Record excerpts →
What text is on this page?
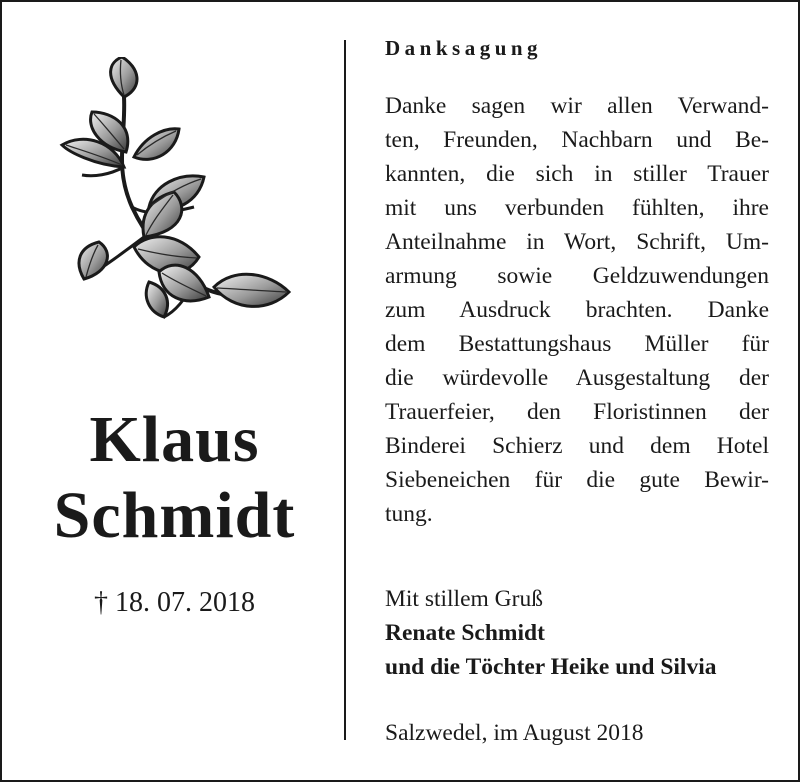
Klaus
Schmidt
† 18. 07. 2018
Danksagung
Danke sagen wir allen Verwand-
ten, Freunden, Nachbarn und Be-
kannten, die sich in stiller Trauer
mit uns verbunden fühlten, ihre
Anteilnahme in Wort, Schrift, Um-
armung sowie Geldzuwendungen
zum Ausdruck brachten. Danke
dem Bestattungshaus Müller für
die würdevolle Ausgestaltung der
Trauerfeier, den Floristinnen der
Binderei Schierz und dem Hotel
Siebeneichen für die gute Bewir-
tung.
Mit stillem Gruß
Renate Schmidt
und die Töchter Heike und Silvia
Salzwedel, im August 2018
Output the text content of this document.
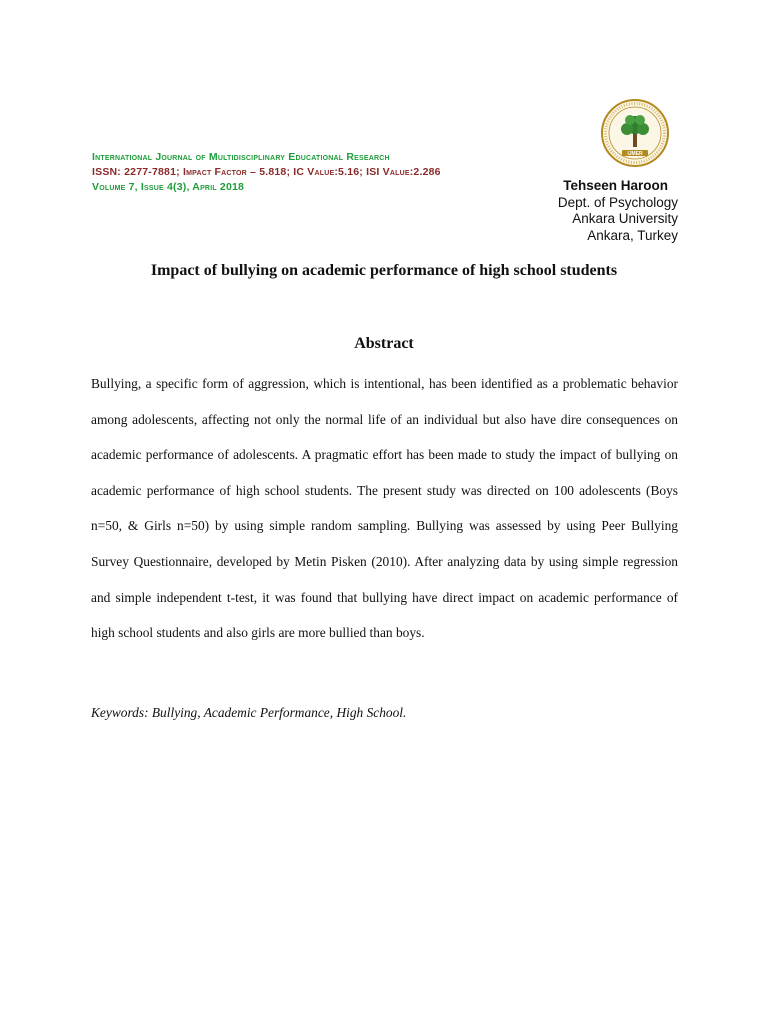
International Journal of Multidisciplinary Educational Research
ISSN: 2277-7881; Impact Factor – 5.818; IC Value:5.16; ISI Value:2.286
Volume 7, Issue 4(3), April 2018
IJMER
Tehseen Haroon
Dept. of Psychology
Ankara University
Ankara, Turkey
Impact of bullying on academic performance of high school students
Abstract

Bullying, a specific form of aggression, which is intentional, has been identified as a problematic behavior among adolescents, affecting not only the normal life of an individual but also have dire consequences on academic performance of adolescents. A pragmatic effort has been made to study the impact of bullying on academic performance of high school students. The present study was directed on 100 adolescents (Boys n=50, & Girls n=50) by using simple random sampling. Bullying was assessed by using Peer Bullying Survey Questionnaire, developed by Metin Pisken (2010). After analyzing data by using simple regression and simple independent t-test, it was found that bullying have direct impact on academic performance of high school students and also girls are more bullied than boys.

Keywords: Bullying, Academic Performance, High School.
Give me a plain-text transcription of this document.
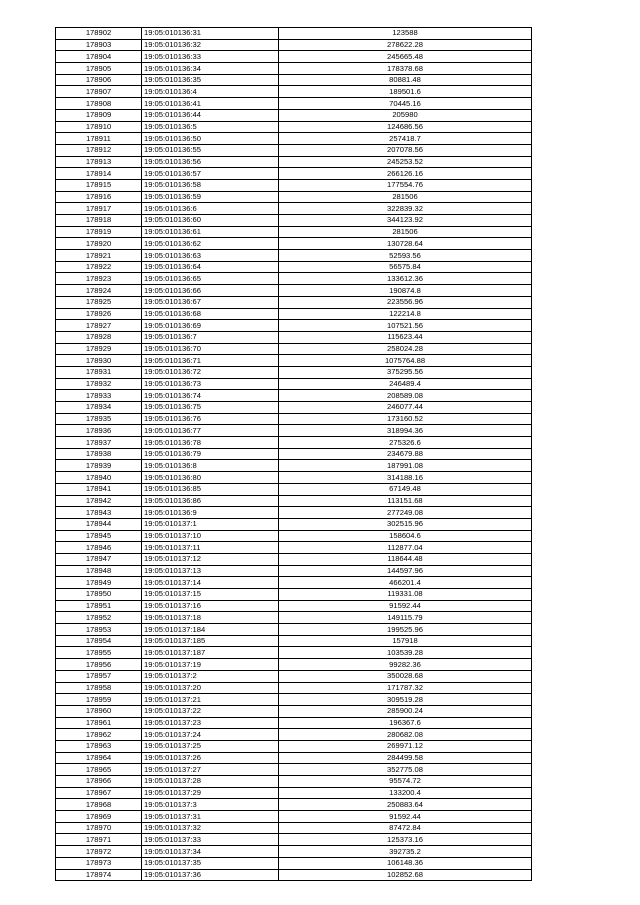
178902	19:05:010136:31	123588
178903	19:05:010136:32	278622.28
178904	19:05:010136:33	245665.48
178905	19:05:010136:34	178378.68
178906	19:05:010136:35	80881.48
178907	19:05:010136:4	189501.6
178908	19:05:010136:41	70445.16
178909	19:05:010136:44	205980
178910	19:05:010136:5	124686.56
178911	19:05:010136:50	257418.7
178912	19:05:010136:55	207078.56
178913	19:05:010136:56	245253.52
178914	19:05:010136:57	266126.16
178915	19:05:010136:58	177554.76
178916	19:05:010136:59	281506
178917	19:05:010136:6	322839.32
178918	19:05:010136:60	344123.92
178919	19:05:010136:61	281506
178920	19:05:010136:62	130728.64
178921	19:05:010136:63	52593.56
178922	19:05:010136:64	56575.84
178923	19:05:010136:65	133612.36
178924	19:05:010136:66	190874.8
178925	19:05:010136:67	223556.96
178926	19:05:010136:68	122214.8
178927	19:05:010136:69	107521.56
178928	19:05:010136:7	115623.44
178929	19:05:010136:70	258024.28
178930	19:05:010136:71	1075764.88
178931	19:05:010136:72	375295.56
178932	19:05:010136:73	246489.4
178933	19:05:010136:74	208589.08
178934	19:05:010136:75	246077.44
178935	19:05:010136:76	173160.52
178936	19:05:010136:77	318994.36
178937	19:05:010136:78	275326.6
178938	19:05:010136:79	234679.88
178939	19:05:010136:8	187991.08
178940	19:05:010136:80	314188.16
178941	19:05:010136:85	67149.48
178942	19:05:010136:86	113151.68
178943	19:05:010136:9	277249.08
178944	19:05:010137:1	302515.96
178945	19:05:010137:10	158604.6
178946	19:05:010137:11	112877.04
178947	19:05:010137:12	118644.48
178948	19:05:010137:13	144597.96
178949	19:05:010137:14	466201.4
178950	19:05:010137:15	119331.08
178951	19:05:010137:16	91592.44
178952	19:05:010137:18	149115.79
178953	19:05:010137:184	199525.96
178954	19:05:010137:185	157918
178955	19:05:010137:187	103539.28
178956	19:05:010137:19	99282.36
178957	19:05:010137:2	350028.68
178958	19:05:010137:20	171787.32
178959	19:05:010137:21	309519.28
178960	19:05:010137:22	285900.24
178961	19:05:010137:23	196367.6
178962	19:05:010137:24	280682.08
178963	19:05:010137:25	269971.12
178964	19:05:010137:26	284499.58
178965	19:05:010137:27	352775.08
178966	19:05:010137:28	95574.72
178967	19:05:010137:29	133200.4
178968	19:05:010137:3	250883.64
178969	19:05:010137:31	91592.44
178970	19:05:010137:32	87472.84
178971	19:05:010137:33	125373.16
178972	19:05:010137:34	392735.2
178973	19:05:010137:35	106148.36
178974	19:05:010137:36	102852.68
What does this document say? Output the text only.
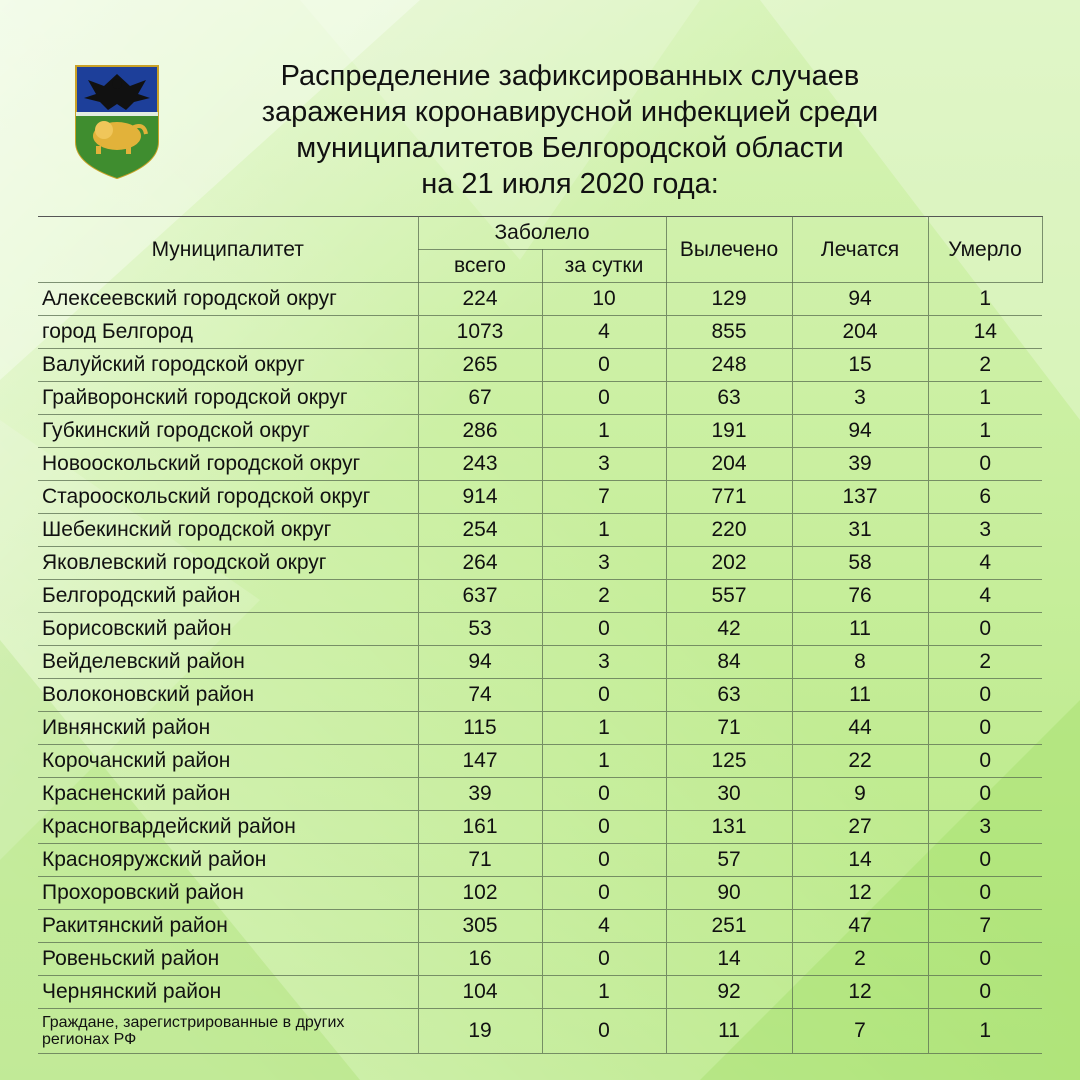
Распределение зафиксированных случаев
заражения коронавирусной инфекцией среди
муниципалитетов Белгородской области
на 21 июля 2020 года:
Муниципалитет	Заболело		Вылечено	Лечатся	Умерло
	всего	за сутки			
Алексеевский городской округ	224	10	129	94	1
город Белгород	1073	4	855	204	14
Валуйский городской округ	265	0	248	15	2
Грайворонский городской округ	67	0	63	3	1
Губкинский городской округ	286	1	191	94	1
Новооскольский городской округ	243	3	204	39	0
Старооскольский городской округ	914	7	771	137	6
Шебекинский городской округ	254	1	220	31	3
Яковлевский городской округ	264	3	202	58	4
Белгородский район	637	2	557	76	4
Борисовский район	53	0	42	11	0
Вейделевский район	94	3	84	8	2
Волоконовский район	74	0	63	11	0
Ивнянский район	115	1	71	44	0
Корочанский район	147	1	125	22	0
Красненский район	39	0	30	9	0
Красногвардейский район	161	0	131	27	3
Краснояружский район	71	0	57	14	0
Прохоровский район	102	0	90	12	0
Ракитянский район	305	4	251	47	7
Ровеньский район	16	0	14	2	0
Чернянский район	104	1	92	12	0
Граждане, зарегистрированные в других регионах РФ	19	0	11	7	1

Work instructions →
Every record must be copied exactly, with images dropped from the result.

Complete response →
What text is on this page?
Klaus
Schmidt
† 18. 07. 2018
Danksagung
Danke sagen wir allen Verwand-
ten, Freunden, Nachbarn und Be-
kannten, die sich in stiller Trauer
mit uns verbunden fühlten, ihre
Anteilnahme in Wort, Schrift, Um-
armung sowie Geldzuwendungen
zum Ausdruck brachten. Danke
dem Bestattungshaus Müller für
die würdevolle Ausgestaltung der
Trauerfeier, den Floristinnen der
Binderei Schierz und dem Hotel
Siebeneichen für die gute Bewir-
tung.
Mit stillem Gruß
Renate Schmidt
und die Töchter Heike und Silvia
Salzwedel, im August 2018
Output the text content of this document.
International Journal of Multidisciplinary Educational Research
ISSN: 2277-7881; Impact Factor – 5.818; IC Value:5.16; ISI Value:2.286
Volume 7, Issue 4(3), April 2018
IJMER
Tehseen Haroon
Dept. of Psychology
Ankara University
Ankara, Turkey
Impact of bullying on academic performance of high school students
Abstract

Bullying, a specific form of aggression, which is intentional, has been identified as a problematic behavior among adolescents, affecting not only the normal life of an individual but also have dire consequences on academic performance of adolescents. A pragmatic effort has been made to study the impact of bullying on academic performance of high school students. The present study was directed on 100 adolescents (Boys n=50, & Girls n=50) by using simple random sampling. Bullying was assessed by using Peer Bullying Survey Questionnaire, developed by Metin Pisken (2010). After analyzing data by using simple regression and simple independent t-test, it was found that bullying have direct impact on academic performance of high school students and also girls are more bullied than boys.

Keywords: Bullying, Academic Performance, High School.
Give me a plain-text transcription of this document.
178902	19:05:010136:31	123588
178903	19:05:010136:32	278622.28
178904	19:05:010136:33	245665.48
178905	19:05:010136:34	178378.68
178906	19:05:010136:35	80881.48
178907	19:05:010136:4	189501.6
178908	19:05:010136:41	70445.16
178909	19:05:010136:44	205980
178910	19:05:010136:5	124686.56
178911	19:05:010136:50	257418.7
178912	19:05:010136:55	207078.56
178913	19:05:010136:56	245253.52
178914	19:05:010136:57	266126.16
178915	19:05:010136:58	177554.76
178916	19:05:010136:59	281506
178917	19:05:010136:6	322839.32
178918	19:05:010136:60	344123.92
178919	19:05:010136:61	281506
178920	19:05:010136:62	130728.64
178921	19:05:010136:63	52593.56
178922	19:05:010136:64	56575.84
178923	19:05:010136:65	133612.36
178924	19:05:010136:66	190874.8
178925	19:05:010136:67	223556.96
178926	19:05:010136:68	122214.8
178927	19:05:010136:69	107521.56
178928	19:05:010136:7	115623.44
178929	19:05:010136:70	258024.28
178930	19:05:010136:71	1075764.88
178931	19:05:010136:72	375295.56
178932	19:05:010136:73	246489.4
178933	19:05:010136:74	208589.08
178934	19:05:010136:75	246077.44
178935	19:05:010136:76	173160.52
178936	19:05:010136:77	318994.36
178937	19:05:010136:78	275326.6
178938	19:05:010136:79	234679.88
178939	19:05:010136:8	187991.08
178940	19:05:010136:80	314188.16
178941	19:05:010136:85	67149.48
178942	19:05:010136:86	113151.68
178943	19:05:010136:9	277249.08
178944	19:05:010137:1	302515.96
178945	19:05:010137:10	158604.6
178946	19:05:010137:11	112877.04
178947	19:05:010137:12	118644.48
178948	19:05:010137:13	144597.96
178949	19:05:010137:14	466201.4
178950	19:05:010137:15	119331.08
178951	19:05:010137:16	91592.44
178952	19:05:010137:18	149115.79
178953	19:05:010137:184	199525.96
178954	19:05:010137:185	157918
178955	19:05:010137:187	103539.28
178956	19:05:010137:19	99282.36
178957	19:05:010137:2	350028.68
178958	19:05:010137:20	171787.32
178959	19:05:010137:21	309519.28
178960	19:05:010137:22	285900.24
178961	19:05:010137:23	196367.6
178962	19:05:010137:24	280682.08
178963	19:05:010137:25	269971.12
178964	19:05:010137:26	284499.58
178965	19:05:010137:27	352775.08
178966	19:05:010137:28	95574.72
178967	19:05:010137:29	133200.4
178968	19:05:010137:3	250883.64
178969	19:05:010137:31	91592.44
178970	19:05:010137:32	87472.84
178971	19:05:010137:33	125373.16
178972	19:05:010137:34	392735.2
178973	19:05:010137:35	106148.36
178974	19:05:010137:36	102852.68
What does this document say? Output the text only.
Распределение зафиксированных случаев
заражения коронавирусной инфекцией среди
муниципалитетов Белгородской области
на 21 июля 2020 года:
Муниципалитет	Заболело		Вылечено	Лечатся	Умерло
	всего	за сутки			
Алексеевский городской округ	224	10	129	94	1
город Белгород	1073	4	855	204	14
Валуйский городской округ	265	0	248	15	2
Грайворонский городской округ	67	0	63	3	1
Губкинский городской округ	286	1	191	94	1
Новооскольский городской округ	243	3	204	39	0
Старооскольский городской округ	914	7	771	137	6
Шебекинский городской округ	254	1	220	31	3
Яковлевский городской округ	264	3	202	58	4
Белгородский район	637	2	557	76	4
Борисовский район	53	0	42	11	0
Вейделевский район	94	3	84	8	2
Волоконовский район	74	0	63	11	0
Ивнянский район	115	1	71	44	0
Корочанский район	147	1	125	22	0
Красненский район	39	0	30	9	0
Красногвардейский район	161	0	131	27	3
Краснояружский район	71	0	57	14	0
Прохоровский район	102	0	90	12	0
Ракитянский район	305	4	251	47	7
Ровеньский район	16	0	14	2	0
Чернянский район	104	1	92	12	0
Граждане, зарегистрированные в других регионах РФ	19	0	11	7	1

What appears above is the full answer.